● **REQUIRED TASK**
Output the full material exactly as it appears here.
============
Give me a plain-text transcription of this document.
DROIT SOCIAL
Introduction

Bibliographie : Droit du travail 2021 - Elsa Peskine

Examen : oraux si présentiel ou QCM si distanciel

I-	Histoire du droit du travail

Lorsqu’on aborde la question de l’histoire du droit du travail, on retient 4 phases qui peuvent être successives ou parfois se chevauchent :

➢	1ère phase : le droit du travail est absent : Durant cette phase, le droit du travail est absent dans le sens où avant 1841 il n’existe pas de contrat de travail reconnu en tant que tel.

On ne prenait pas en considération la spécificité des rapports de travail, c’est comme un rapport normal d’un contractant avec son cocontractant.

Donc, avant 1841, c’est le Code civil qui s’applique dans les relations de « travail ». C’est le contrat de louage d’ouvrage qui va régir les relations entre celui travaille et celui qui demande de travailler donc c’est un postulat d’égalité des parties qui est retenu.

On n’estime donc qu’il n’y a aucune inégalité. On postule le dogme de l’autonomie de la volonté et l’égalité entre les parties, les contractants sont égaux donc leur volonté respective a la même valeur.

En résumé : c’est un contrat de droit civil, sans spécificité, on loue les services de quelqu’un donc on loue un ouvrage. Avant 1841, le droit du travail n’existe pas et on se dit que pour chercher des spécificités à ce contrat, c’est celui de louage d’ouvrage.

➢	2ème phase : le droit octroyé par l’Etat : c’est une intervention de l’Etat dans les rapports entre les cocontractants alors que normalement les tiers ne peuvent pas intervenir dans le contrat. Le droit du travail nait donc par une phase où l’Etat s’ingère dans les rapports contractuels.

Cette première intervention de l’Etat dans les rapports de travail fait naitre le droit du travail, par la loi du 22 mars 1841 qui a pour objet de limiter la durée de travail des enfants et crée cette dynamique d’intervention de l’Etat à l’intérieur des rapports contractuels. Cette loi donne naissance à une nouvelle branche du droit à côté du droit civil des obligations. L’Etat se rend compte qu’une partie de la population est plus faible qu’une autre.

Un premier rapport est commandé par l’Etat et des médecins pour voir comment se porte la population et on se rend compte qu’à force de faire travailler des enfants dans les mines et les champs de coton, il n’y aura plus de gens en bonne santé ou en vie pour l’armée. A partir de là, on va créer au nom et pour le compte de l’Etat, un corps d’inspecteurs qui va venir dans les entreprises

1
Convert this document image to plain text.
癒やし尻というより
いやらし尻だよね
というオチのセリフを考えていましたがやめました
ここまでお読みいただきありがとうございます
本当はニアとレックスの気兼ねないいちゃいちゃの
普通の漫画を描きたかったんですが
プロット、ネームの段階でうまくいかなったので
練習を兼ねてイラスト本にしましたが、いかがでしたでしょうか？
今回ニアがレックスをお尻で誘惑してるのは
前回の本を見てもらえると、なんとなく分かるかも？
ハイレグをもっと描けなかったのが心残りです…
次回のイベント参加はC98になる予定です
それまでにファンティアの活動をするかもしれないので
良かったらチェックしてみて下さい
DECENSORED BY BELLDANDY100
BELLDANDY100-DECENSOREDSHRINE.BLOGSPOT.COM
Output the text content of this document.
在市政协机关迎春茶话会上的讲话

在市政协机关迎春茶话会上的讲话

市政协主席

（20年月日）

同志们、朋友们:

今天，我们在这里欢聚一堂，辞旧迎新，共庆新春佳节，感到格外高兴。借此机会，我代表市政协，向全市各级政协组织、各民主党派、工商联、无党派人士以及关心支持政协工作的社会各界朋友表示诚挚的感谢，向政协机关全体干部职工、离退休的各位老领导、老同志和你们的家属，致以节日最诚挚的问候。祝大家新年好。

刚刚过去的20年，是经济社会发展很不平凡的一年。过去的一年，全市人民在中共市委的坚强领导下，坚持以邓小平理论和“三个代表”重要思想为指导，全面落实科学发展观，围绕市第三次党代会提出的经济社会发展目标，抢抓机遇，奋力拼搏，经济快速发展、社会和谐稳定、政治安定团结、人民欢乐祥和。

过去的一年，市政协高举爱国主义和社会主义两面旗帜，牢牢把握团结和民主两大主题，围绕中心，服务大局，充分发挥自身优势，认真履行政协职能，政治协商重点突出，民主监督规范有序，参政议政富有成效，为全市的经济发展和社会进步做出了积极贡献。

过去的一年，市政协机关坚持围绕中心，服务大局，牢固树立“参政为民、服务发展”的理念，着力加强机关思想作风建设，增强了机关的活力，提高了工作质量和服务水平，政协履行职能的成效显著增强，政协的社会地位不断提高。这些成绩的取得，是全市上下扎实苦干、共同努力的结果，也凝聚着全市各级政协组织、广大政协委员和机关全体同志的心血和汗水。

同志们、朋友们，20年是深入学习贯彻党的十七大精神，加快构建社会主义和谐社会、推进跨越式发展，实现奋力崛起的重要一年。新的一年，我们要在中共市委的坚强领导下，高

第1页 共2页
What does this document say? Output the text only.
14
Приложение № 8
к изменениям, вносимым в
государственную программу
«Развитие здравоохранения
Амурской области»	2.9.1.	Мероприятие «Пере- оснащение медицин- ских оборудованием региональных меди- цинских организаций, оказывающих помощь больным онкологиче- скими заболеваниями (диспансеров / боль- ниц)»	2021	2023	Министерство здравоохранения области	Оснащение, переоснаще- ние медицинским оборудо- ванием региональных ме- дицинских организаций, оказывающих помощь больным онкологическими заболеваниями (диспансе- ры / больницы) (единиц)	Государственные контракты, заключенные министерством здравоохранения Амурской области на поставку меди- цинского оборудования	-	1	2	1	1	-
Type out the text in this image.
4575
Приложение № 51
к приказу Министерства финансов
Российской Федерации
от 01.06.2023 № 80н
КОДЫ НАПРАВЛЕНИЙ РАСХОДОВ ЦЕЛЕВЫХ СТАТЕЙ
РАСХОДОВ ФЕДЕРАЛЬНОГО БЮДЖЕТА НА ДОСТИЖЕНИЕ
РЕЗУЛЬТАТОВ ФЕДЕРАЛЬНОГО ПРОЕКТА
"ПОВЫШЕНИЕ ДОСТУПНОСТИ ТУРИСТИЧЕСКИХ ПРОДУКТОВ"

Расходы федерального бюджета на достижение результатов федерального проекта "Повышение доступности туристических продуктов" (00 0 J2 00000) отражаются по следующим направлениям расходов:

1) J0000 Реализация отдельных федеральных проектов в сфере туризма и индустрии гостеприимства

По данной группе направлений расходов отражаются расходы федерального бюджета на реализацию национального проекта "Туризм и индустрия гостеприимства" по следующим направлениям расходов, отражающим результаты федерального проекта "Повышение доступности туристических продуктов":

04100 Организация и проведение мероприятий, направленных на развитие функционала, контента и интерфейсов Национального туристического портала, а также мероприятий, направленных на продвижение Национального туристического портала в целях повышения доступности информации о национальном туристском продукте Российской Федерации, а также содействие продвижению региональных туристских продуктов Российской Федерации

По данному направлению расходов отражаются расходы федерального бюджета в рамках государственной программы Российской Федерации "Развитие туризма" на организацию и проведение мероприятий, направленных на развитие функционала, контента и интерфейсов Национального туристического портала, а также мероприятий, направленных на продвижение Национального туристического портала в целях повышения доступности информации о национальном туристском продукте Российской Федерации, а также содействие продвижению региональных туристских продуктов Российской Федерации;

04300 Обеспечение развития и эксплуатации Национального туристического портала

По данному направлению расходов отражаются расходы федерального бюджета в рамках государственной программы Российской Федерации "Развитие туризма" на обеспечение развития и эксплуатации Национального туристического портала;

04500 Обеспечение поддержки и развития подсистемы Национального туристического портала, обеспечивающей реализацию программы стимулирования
============
● **CORRECT OUTPUT**
Give me a plain-text transcription of this document.
DROIT SOCIAL
Introduction

Bibliographie : Droit du travail 2021 - Elsa Peskine

Examen : oraux si présentiel ou QCM si distanciel

I-	Histoire du droit du travail

Lorsqu’on aborde la question de l’histoire du droit du travail, on retient 4 phases qui peuvent être successives ou parfois se chevauchent :

➢	1ère phase : le droit du travail est absent : Durant cette phase, le droit du travail est absent dans le sens où avant 1841 il n’existe pas de contrat de travail reconnu en tant que tel.

On ne prenait pas en considération la spécificité des rapports de travail, c’est comme un rapport normal d’un contractant avec son cocontractant.

Donc, avant 1841, c’est le Code civil qui s’applique dans les relations de « travail ». C’est le contrat de louage d’ouvrage qui va régir les relations entre celui travaille et celui qui demande de travailler donc c’est un postulat d’égalité des parties qui est retenu.

On n’estime donc qu’il n’y a aucune inégalité. On postule le dogme de l’autonomie de la volonté et l’égalité entre les parties, les contractants sont égaux donc leur volonté respective a la même valeur.

En résumé : c’est un contrat de droit civil, sans spécificité, on loue les services de quelqu’un donc on loue un ouvrage. Avant 1841, le droit du travail n’existe pas et on se dit que pour chercher des spécificités à ce contrat, c’est celui de louage d’ouvrage.

➢	2ème phase : le droit octroyé par l’Etat : c’est une intervention de l’Etat dans les rapports entre les cocontractants alors que normalement les tiers ne peuvent pas intervenir dans le contrat. Le droit du travail nait donc par une phase où l’Etat s’ingère dans les rapports contractuels.

Cette première intervention de l’Etat dans les rapports de travail fait naitre le droit du travail, par la loi du 22 mars 1841 qui a pour objet de limiter la durée de travail des enfants et crée cette dynamique d’intervention de l’Etat à l’intérieur des rapports contractuels. Cette loi donne naissance à une nouvelle branche du droit à côté du droit civil des obligations. L’Etat se rend compte qu’une partie de la population est plus faible qu’une autre.

Un premier rapport est commandé par l’Etat et des médecins pour voir comment se porte la population et on se rend compte qu’à force de faire travailler des enfants dans les mines et les champs de coton, il n’y aura plus de gens en bonne santé ou en vie pour l’armée. A partir de là, on va créer au nom et pour le compte de l’Etat, un corps d’inspecteurs qui va venir dans les entreprises

1
Convert this document image to plain text.
癒やし尻というより
いやらし尻だよね
というオチのセリフを考えていましたがやめました
ここまでお読みいただきありがとうございます
本当はニアとレックスの気兼ねないいちゃいちゃの
普通の漫画を描きたかったんですが
プロット、ネームの段階でうまくいかなったので
練習を兼ねてイラスト本にしましたが、いかがでしたでしょうか？
今回ニアがレックスをお尻で誘惑してるのは
前回の本を見てもらえると、なんとなく分かるかも？
ハイレグをもっと描けなかったのが心残りです…
次回のイベント参加はC98になる予定です
それまでにファンティアの活動をするかもしれないので
良かったらチェックしてみて下さい
DECENSORED BY BELLDANDY100
BELLDANDY100-DECENSOREDSHRINE.BLOGSPOT.COM
Output the text content of this document.
在市政协机关迎春茶话会上的讲话

在市政协机关迎春茶话会上的讲话

市政协主席

（20年月日）

同志们、朋友们:

今天，我们在这里欢聚一堂，辞旧迎新，共庆新春佳节，感到格外高兴。借此机会，我代表市政协，向全市各级政协组织、各民主党派、工商联、无党派人士以及关心支持政协工作的社会各界朋友表示诚挚的感谢，向政协机关全体干部职工、离退休的各位老领导、老同志和你们的家属，致以节日最诚挚的问候。祝大家新年好。

刚刚过去的20年，是经济社会发展很不平凡的一年。过去的一年，全市人民在中共市委的坚强领导下，坚持以邓小平理论和“三个代表”重要思想为指导，全面落实科学发展观，围绕市第三次党代会提出的经济社会发展目标，抢抓机遇，奋力拼搏，经济快速发展、社会和谐稳定、政治安定团结、人民欢乐祥和。

过去的一年，市政协高举爱国主义和社会主义两面旗帜，牢牢把握团结和民主两大主题，围绕中心，服务大局，充分发挥自身优势，认真履行政协职能，政治协商重点突出，民主监督规范有序，参政议政富有成效，为全市的经济发展和社会进步做出了积极贡献。

过去的一年，市政协机关坚持围绕中心，服务大局，牢固树立“参政为民、服务发展”的理念，着力加强机关思想作风建设，增强了机关的活力，提高了工作质量和服务水平，政协履行职能的成效显著增强，政协的社会地位不断提高。这些成绩的取得，是全市上下扎实苦干、共同努力的结果，也凝聚着全市各级政协组织、广大政协委员和机关全体同志的心血和汗水。

同志们、朋友们，20年是深入学习贯彻党的十七大精神，加快构建社会主义和谐社会、推进跨越式发展，实现奋力崛起的重要一年。新的一年，我们要在中共市委的坚强领导下，高

第1页 共2页
What does this document say? Output the text only.
14
Приложение № 8
к изменениям, вносимым в
государственную программу
«Развитие здравоохранения
Амурской области»	2.9.1.	Мероприятие «Пере- оснащение медицин- ских оборудованием региональных меди- цинских организаций, оказывающих помощь больным онкологиче- скими заболеваниями (диспансеров / боль- ниц)»	2021	2023	Министерство здравоохранения области	Оснащение, переоснаще- ние медицинским оборудо- ванием региональных ме- дицинских организаций, оказывающих помощь больным онкологическими заболеваниями (диспансе- ры / больницы) (единиц)	Государственные контракты, заключенные министерством здравоохранения Амурской области на поставку меди- цинского оборудования	-	1	2	1	1	-
Type out the text in this image.
4575
Приложение № 51
к приказу Министерства финансов
Российской Федерации
от 01.06.2023 № 80н
КОДЫ НАПРАВЛЕНИЙ РАСХОДОВ ЦЕЛЕВЫХ СТАТЕЙ
РАСХОДОВ ФЕДЕРАЛЬНОГО БЮДЖЕТА НА ДОСТИЖЕНИЕ
РЕЗУЛЬТАТОВ ФЕДЕРАЛЬНОГО ПРОЕКТА
"ПОВЫШЕНИЕ ДОСТУПНОСТИ ТУРИСТИЧЕСКИХ ПРОДУКТОВ"

Расходы федерального бюджета на достижение результатов федерального проекта "Повышение доступности туристических продуктов" (00 0 J2 00000) отражаются по следующим направлениям расходов:

1) J0000 Реализация отдельных федеральных проектов в сфере туризма и индустрии гостеприимства

По данной группе направлений расходов отражаются расходы федерального бюджета на реализацию национального проекта "Туризм и индустрия гостеприимства" по следующим направлениям расходов, отражающим результаты федерального проекта "Повышение доступности туристических продуктов":

04100 Организация и проведение мероприятий, направленных на развитие функционала, контента и интерфейсов Национального туристического портала, а также мероприятий, направленных на продвижение Национального туристического портала в целях повышения доступности информации о национальном туристском продукте Российской Федерации, а также содействие продвижению региональных туристских продуктов Российской Федерации

По данному направлению расходов отражаются расходы федерального бюджета в рамках государственной программы Российской Федерации "Развитие туризма" на организацию и проведение мероприятий, направленных на развитие функционала, контента и интерфейсов Национального туристического портала, а также мероприятий, направленных на продвижение Национального туристического портала в целях повышения доступности информации о национальном туристском продукте Российской Федерации, а также содействие продвижению региональных туристских продуктов Российской Федерации;

04300 Обеспечение развития и эксплуатации Национального туристического портала

По данному направлению расходов отражаются расходы федерального бюджета в рамках государственной программы Российской Федерации "Развитие туризма" на обеспечение развития и эксплуатации Национального туристического портала;

04500 Обеспечение поддержки и развития подсистемы Национального туристического портала, обеспечивающей реализацию программы стимулирования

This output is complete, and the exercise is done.